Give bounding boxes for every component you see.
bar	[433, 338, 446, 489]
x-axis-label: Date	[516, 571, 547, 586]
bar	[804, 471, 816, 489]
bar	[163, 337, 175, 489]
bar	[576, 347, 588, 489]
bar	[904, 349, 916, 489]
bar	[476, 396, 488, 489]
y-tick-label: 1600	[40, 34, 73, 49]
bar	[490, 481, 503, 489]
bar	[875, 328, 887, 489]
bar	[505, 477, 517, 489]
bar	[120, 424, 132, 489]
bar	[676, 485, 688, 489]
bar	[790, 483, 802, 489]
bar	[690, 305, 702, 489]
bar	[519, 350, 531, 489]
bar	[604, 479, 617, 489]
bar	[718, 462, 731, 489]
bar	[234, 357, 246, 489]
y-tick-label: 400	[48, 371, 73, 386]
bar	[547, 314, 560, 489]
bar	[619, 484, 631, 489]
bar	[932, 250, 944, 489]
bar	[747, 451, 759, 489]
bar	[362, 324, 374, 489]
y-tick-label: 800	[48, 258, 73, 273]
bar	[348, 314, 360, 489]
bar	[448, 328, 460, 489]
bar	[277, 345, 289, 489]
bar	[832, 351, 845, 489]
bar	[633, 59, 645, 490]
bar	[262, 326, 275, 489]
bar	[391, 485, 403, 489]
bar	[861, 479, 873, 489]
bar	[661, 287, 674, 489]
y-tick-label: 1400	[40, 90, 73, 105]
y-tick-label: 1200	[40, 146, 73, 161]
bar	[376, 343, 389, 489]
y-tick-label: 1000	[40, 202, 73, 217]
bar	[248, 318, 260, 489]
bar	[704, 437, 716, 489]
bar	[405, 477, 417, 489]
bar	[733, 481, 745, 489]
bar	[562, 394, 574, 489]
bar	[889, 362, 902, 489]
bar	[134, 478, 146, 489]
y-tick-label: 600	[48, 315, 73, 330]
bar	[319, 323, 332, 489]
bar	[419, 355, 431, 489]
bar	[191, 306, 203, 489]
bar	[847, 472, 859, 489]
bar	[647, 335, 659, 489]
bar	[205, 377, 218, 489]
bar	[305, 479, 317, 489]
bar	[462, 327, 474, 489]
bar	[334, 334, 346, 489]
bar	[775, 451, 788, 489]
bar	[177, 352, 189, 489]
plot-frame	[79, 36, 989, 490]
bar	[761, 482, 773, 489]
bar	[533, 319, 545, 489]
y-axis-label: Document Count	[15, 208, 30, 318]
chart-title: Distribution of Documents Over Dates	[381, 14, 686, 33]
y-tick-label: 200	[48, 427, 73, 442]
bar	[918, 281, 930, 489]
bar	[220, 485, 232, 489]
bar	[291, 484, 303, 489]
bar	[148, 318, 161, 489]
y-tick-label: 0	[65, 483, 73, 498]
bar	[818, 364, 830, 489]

+---+

Please copy the records above word for word, starting at the first line and ending at the line that contains "202, 73, 217]".

RESULT OF THIS TASK:
Give bounding boxes for every component you see.
bar	[433, 338, 446, 489]
x-axis-label: Date	[516, 571, 547, 586]
bar	[804, 471, 816, 489]
bar	[163, 337, 175, 489]
bar	[576, 347, 588, 489]
bar	[904, 349, 916, 489]
bar	[476, 396, 488, 489]
y-tick-label: 1600	[40, 34, 73, 49]
bar	[490, 481, 503, 489]
bar	[875, 328, 887, 489]
bar	[505, 477, 517, 489]
bar	[120, 424, 132, 489]
bar	[676, 485, 688, 489]
bar	[790, 483, 802, 489]
bar	[690, 305, 702, 489]
bar	[519, 350, 531, 489]
bar	[604, 479, 617, 489]
bar	[718, 462, 731, 489]
bar	[234, 357, 246, 489]
y-tick-label: 400	[48, 371, 73, 386]
bar	[547, 314, 560, 489]
bar	[619, 484, 631, 489]
bar	[932, 250, 944, 489]
bar	[747, 451, 759, 489]
bar	[362, 324, 374, 489]
y-tick-label: 800	[48, 258, 73, 273]
bar	[348, 314, 360, 489]
bar	[448, 328, 460, 489]
bar	[277, 345, 289, 489]
bar	[832, 351, 845, 489]
bar	[633, 59, 645, 490]
bar	[262, 326, 275, 489]
bar	[391, 485, 403, 489]
bar	[861, 479, 873, 489]
bar	[661, 287, 674, 489]
y-tick-label: 1400	[40, 90, 73, 105]
y-tick-label: 1200	[40, 146, 73, 161]
bar	[376, 343, 389, 489]
y-tick-label: 1000	[40, 202, 73, 217]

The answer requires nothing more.